(Dataset items)
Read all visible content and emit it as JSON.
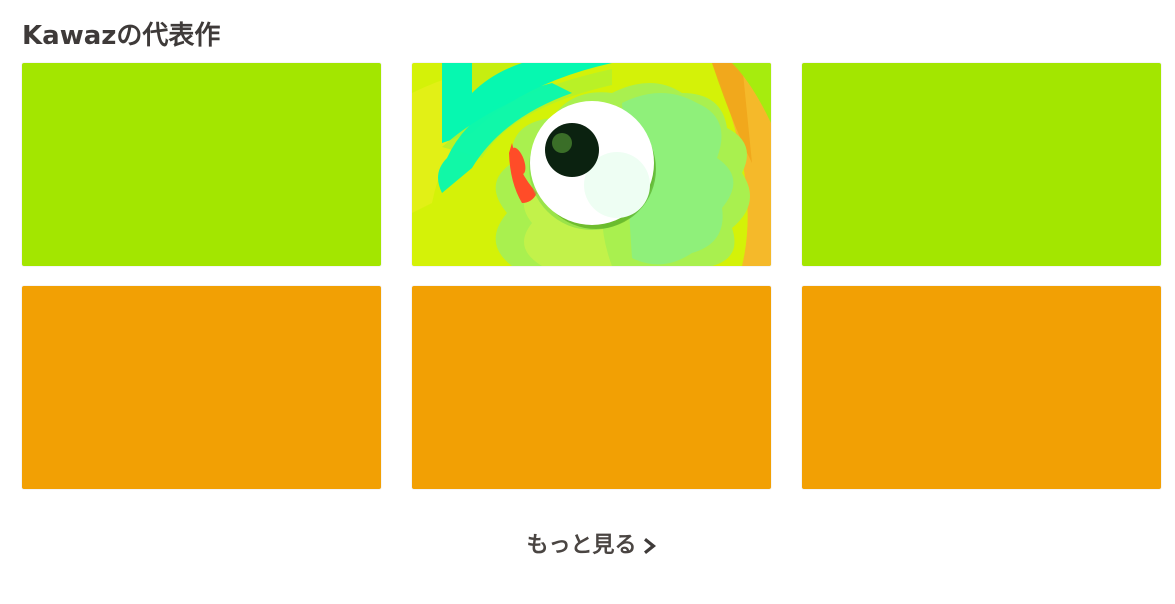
{
  "section": {
    "title": "Kawazの代表作",
    "more_label": "もっと見る"
  },
  "works": [
    {
      "thumb_color": "#a3e600",
      "has_artwork": false
    },
    {
      "thumb_color": "#d2f20a",
      "has_artwork": true
    },
    {
      "thumb_color": "#a3e600",
      "has_artwork": false
    },
    {
      "thumb_color": "#f2a004",
      "has_artwork": false
    },
    {
      "thumb_color": "#f2a004",
      "has_artwork": false
    },
    {
      "thumb_color": "#f2a004",
      "has_artwork": false
    }
  ],
  "icons": {
    "more": "chevron-right-icon"
  }
}
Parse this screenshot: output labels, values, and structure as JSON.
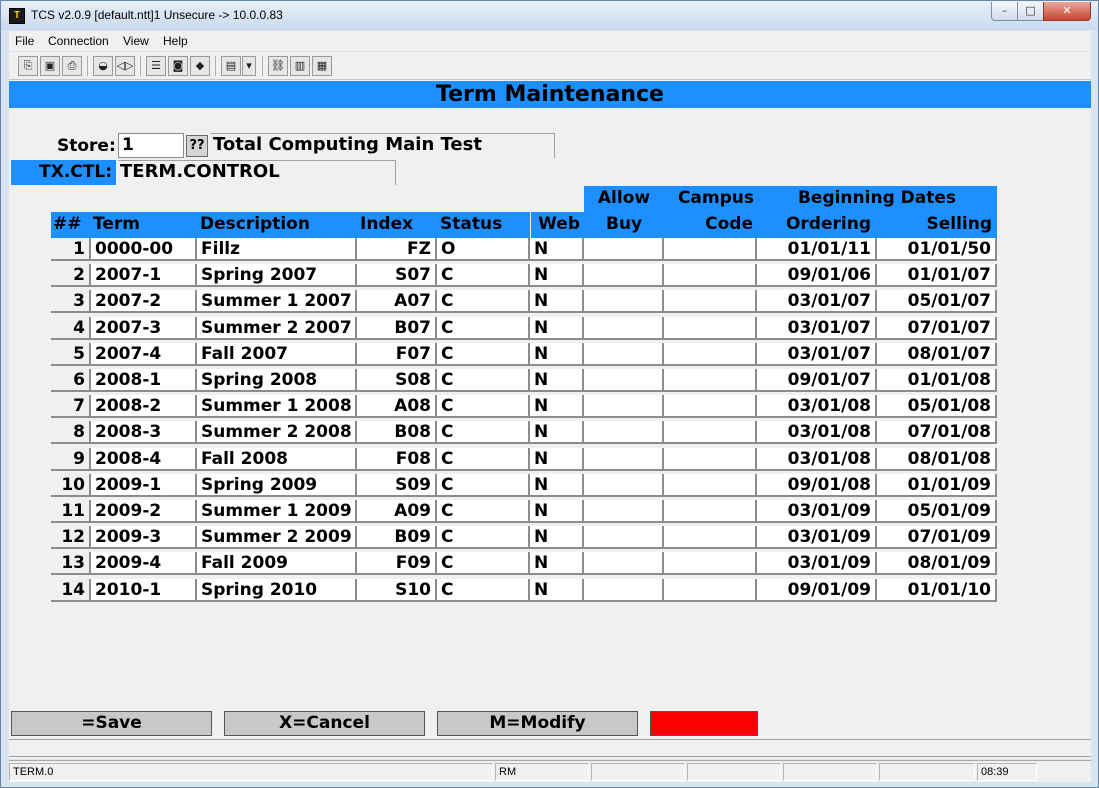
{
  "window": {
    "title": "TCS v2.0.9 [default.ntt]1 Unsecure -> 10.0.0.83",
    "app_icon": "T",
    "min_icon": "minimize-icon",
    "max_icon": "maximize-icon",
    "close_icon": "close-icon"
  },
  "menu": [
    "File",
    "Connection",
    "View",
    "Help"
  ],
  "toolbar": {
    "icons": [
      "copy-icon",
      "save-icon",
      "print-icon",
      "lock-icon",
      "sound-icon",
      "properties-icon",
      "monitor-icon",
      "book-icon",
      "screens-icon",
      "dropdown-icon",
      "network-icon",
      "chart-icon",
      "calculator-icon"
    ]
  },
  "screen": {
    "title": "Term Maintenance",
    "store_label": "Store:",
    "store_value": "1",
    "lookup_label": "??",
    "store_name": "Total Computing Main Test",
    "txctl_label": "TX.CTL:",
    "txctl_value": "TERM.CONTROL"
  },
  "grid": {
    "headers": {
      "num": "##",
      "term": "Term",
      "description": "Description",
      "index": "Index",
      "status": "Status",
      "web": "Web",
      "allow": "Allow",
      "buy": "Buy",
      "campus": "Campus",
      "code": "Code",
      "beginning_dates": "Beginning Dates",
      "ordering": "Ordering",
      "selling": "Selling"
    },
    "rows": [
      {
        "num": "1",
        "term": "0000-00",
        "description": "Fillz",
        "index": "FZ",
        "status": "O",
        "web": "N",
        "buy": "",
        "code": "",
        "ordering": "01/01/11",
        "selling": "01/01/50"
      },
      {
        "num": "2",
        "term": "2007-1",
        "description": "Spring 2007",
        "index": "S07",
        "status": "C",
        "web": "N",
        "buy": "",
        "code": "",
        "ordering": "09/01/06",
        "selling": "01/01/07"
      },
      {
        "num": "3",
        "term": "2007-2",
        "description": "Summer 1 2007",
        "index": "A07",
        "status": "C",
        "web": "N",
        "buy": "",
        "code": "",
        "ordering": "03/01/07",
        "selling": "05/01/07"
      },
      {
        "num": "4",
        "term": "2007-3",
        "description": "Summer 2 2007",
        "index": "B07",
        "status": "C",
        "web": "N",
        "buy": "",
        "code": "",
        "ordering": "03/01/07",
        "selling": "07/01/07"
      },
      {
        "num": "5",
        "term": "2007-4",
        "description": "Fall 2007",
        "index": "F07",
        "status": "C",
        "web": "N",
        "buy": "",
        "code": "",
        "ordering": "03/01/07",
        "selling": "08/01/07"
      },
      {
        "num": "6",
        "term": "2008-1",
        "description": "Spring 2008",
        "index": "S08",
        "status": "C",
        "web": "N",
        "buy": "",
        "code": "",
        "ordering": "09/01/07",
        "selling": "01/01/08"
      },
      {
        "num": "7",
        "term": "2008-2",
        "description": "Summer 1 2008",
        "index": "A08",
        "status": "C",
        "web": "N",
        "buy": "",
        "code": "",
        "ordering": "03/01/08",
        "selling": "05/01/08"
      },
      {
        "num": "8",
        "term": "2008-3",
        "description": "Summer 2 2008",
        "index": "B08",
        "status": "C",
        "web": "N",
        "buy": "",
        "code": "",
        "ordering": "03/01/08",
        "selling": "07/01/08"
      },
      {
        "num": "9",
        "term": "2008-4",
        "description": "Fall 2008",
        "index": "F08",
        "status": "C",
        "web": "N",
        "buy": "",
        "code": "",
        "ordering": "03/01/08",
        "selling": "08/01/08"
      },
      {
        "num": "10",
        "term": "2009-1",
        "description": "Spring 2009",
        "index": "S09",
        "status": "C",
        "web": "N",
        "buy": "",
        "code": "",
        "ordering": "09/01/08",
        "selling": "01/01/09"
      },
      {
        "num": "11",
        "term": "2009-2",
        "description": "Summer 1 2009",
        "index": "A09",
        "status": "C",
        "web": "N",
        "buy": "",
        "code": "",
        "ordering": "03/01/09",
        "selling": "05/01/09"
      },
      {
        "num": "12",
        "term": "2009-3",
        "description": "Summer 2 2009",
        "index": "B09",
        "status": "C",
        "web": "N",
        "buy": "",
        "code": "",
        "ordering": "03/01/09",
        "selling": "07/01/09"
      },
      {
        "num": "13",
        "term": "2009-4",
        "description": "Fall 2009",
        "index": "F09",
        "status": "C",
        "web": "N",
        "buy": "",
        "code": "",
        "ordering": "03/01/09",
        "selling": "08/01/09"
      },
      {
        "num": "14",
        "term": "2010-1",
        "description": "Spring 2010",
        "index": "S10",
        "status": "C",
        "web": "N",
        "buy": "",
        "code": "",
        "ordering": "09/01/09",
        "selling": "01/01/10"
      }
    ]
  },
  "buttons": {
    "save": "=Save",
    "cancel": "X=Cancel",
    "modify": "M=Modify",
    "indicator": ""
  },
  "status": {
    "screen": "TERM.0",
    "mode": "RM",
    "p3": "",
    "p4": "",
    "p5": "",
    "p6": "",
    "time": "08:39"
  },
  "colors": {
    "header_blue": "#1e8fff",
    "indicator_red": "#ff0000"
  }
}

--- JOB ---
Copy every line above word for word and exclude the pictures.

--- TASK RESPONSE ---
Read all visible content and emit it as JSON.
{
  "section": {
    "title": "Kawazの代表作",
    "more_label": "もっと見る"
  },
  "works": [
    {
      "thumb_color": "#a3e600",
      "has_artwork": false
    },
    {
      "thumb_color": "#d2f20a",
      "has_artwork": true
    },
    {
      "thumb_color": "#a3e600",
      "has_artwork": false
    },
    {
      "thumb_color": "#f2a004",
      "has_artwork": false
    },
    {
      "thumb_color": "#f2a004",
      "has_artwork": false
    },
    {
      "thumb_color": "#f2a004",
      "has_artwork": false
    }
  ],
  "icons": {
    "more": "chevron-right-icon"
  }
}
Parse this screenshot: output labels, values, and structure as JSON.
{
  "window": {
    "title": "TCS v2.0.9 [default.ntt]1 Unsecure -> 10.0.0.83",
    "app_icon": "T",
    "min_icon": "minimize-icon",
    "max_icon": "maximize-icon",
    "close_icon": "close-icon"
  },
  "menu": [
    "File",
    "Connection",
    "View",
    "Help"
  ],
  "toolbar": {
    "icons": [
      "copy-icon",
      "save-icon",
      "print-icon",
      "lock-icon",
      "sound-icon",
      "properties-icon",
      "monitor-icon",
      "book-icon",
      "screens-icon",
      "dropdown-icon",
      "network-icon",
      "chart-icon",
      "calculator-icon"
    ]
  },
  "screen": {
    "title": "Term Maintenance",
    "store_label": "Store:",
    "store_value": "1",
    "lookup_label": "??",
    "store_name": "Total Computing Main Test",
    "txctl_label": "TX.CTL:",
    "txctl_value": "TERM.CONTROL"
  },
  "grid": {
    "headers": {
      "num": "##",
      "term": "Term",
      "description": "Description",
      "index": "Index",
      "status": "Status",
      "web": "Web",
      "allow": "Allow",
      "buy": "Buy",
      "campus": "Campus",
      "code": "Code",
      "beginning_dates": "Beginning Dates",
      "ordering": "Ordering",
      "selling": "Selling"
    },
    "rows": [
      {
        "num": "1",
        "term": "0000-00",
        "description": "Fillz",
        "index": "FZ",
        "status": "O",
        "web": "N",
        "buy": "",
        "code": "",
        "ordering": "01/01/11",
        "selling": "01/01/50"
      },
      {
        "num": "2",
        "term": "2007-1",
        "description": "Spring 2007",
        "index": "S07",
        "status": "C",
        "web": "N",
        "buy": "",
        "code": "",
        "ordering": "09/01/06",
        "selling": "01/01/07"
      },
      {
        "num": "3",
        "term": "2007-2",
        "description": "Summer 1 2007",
        "index": "A07",
        "status": "C",
        "web": "N",
        "buy": "",
        "code": "",
        "ordering": "03/01/07",
        "selling": "05/01/07"
      },
      {
        "num": "4",
        "term": "2007-3",
        "description": "Summer 2 2007",
        "index": "B07",
        "status": "C",
        "web": "N",
        "buy": "",
        "code": "",
        "ordering": "03/01/07",
        "selling": "07/01/07"
      },
      {
        "num": "5",
        "term": "2007-4",
        "description": "Fall 2007",
        "index": "F07",
        "status": "C",
        "web": "N",
        "buy": "",
        "code": "",
        "ordering": "03/01/07",
        "selling": "08/01/07"
      },
      {
        "num": "6",
        "term": "2008-1",
        "description": "Spring 2008",
        "index": "S08",
        "status": "C",
        "web": "N",
        "buy": "",
        "code": "",
        "ordering": "09/01/07",
        "selling": "01/01/08"
      },
      {
        "num": "7",
        "term": "2008-2",
        "description": "Summer 1 2008",
        "index": "A08",
        "status": "C",
        "web": "N",
        "buy": "",
        "code": "",
        "ordering": "03/01/08",
        "selling": "05/01/08"
      },
      {
        "num": "8",
        "term": "2008-3",
        "description": "Summer 2 2008",
        "index": "B08",
        "status": "C",
        "web": "N",
        "buy": "",
        "code": "",
        "ordering": "03/01/08",
        "selling": "07/01/08"
      },
      {
        "num": "9",
        "term": "2008-4",
        "description": "Fall 2008",
        "index": "F08",
        "status": "C",
        "web": "N",
        "buy": "",
        "code": "",
        "ordering": "03/01/08",
        "selling": "08/01/08"
      },
      {
        "num": "10",
        "term": "2009-1",
        "description": "Spring 2009",
        "index": "S09",
        "status": "C",
        "web": "N",
        "buy": "",
        "code": "",
        "ordering": "09/01/08",
        "selling": "01/01/09"
      },
      {
        "num": "11",
        "term": "2009-2",
        "description": "Summer 1 2009",
        "index": "A09",
        "status": "C",
        "web": "N",
        "buy": "",
        "code": "",
        "ordering": "03/01/09",
        "selling": "05/01/09"
      },
      {
        "num": "12",
        "term": "2009-3",
        "description": "Summer 2 2009",
        "index": "B09",
        "status": "C",
        "web": "N",
        "buy": "",
        "code": "",
        "ordering": "03/01/09",
        "selling": "07/01/09"
      },
      {
        "num": "13",
        "term": "2009-4",
        "description": "Fall 2009",
        "index": "F09",
        "status": "C",
        "web": "N",
        "buy": "",
        "code": "",
        "ordering": "03/01/09",
        "selling": "08/01/09"
      },
      {
        "num": "14",
        "term": "2010-1",
        "description": "Spring 2010",
        "index": "S10",
        "status": "C",
        "web": "N",
        "buy": "",
        "code": "",
        "ordering": "09/01/09",
        "selling": "01/01/10"
      }
    ]
  },
  "buttons": {
    "save": "=Save",
    "cancel": "X=Cancel",
    "modify": "M=Modify",
    "indicator": ""
  },
  "status": {
    "screen": "TERM.0",
    "mode": "RM",
    "p3": "",
    "p4": "",
    "p5": "",
    "p6": "",
    "time": "08:39"
  },
  "colors": {
    "header_blue": "#1e8fff",
    "indicator_red": "#ff0000"
  }
}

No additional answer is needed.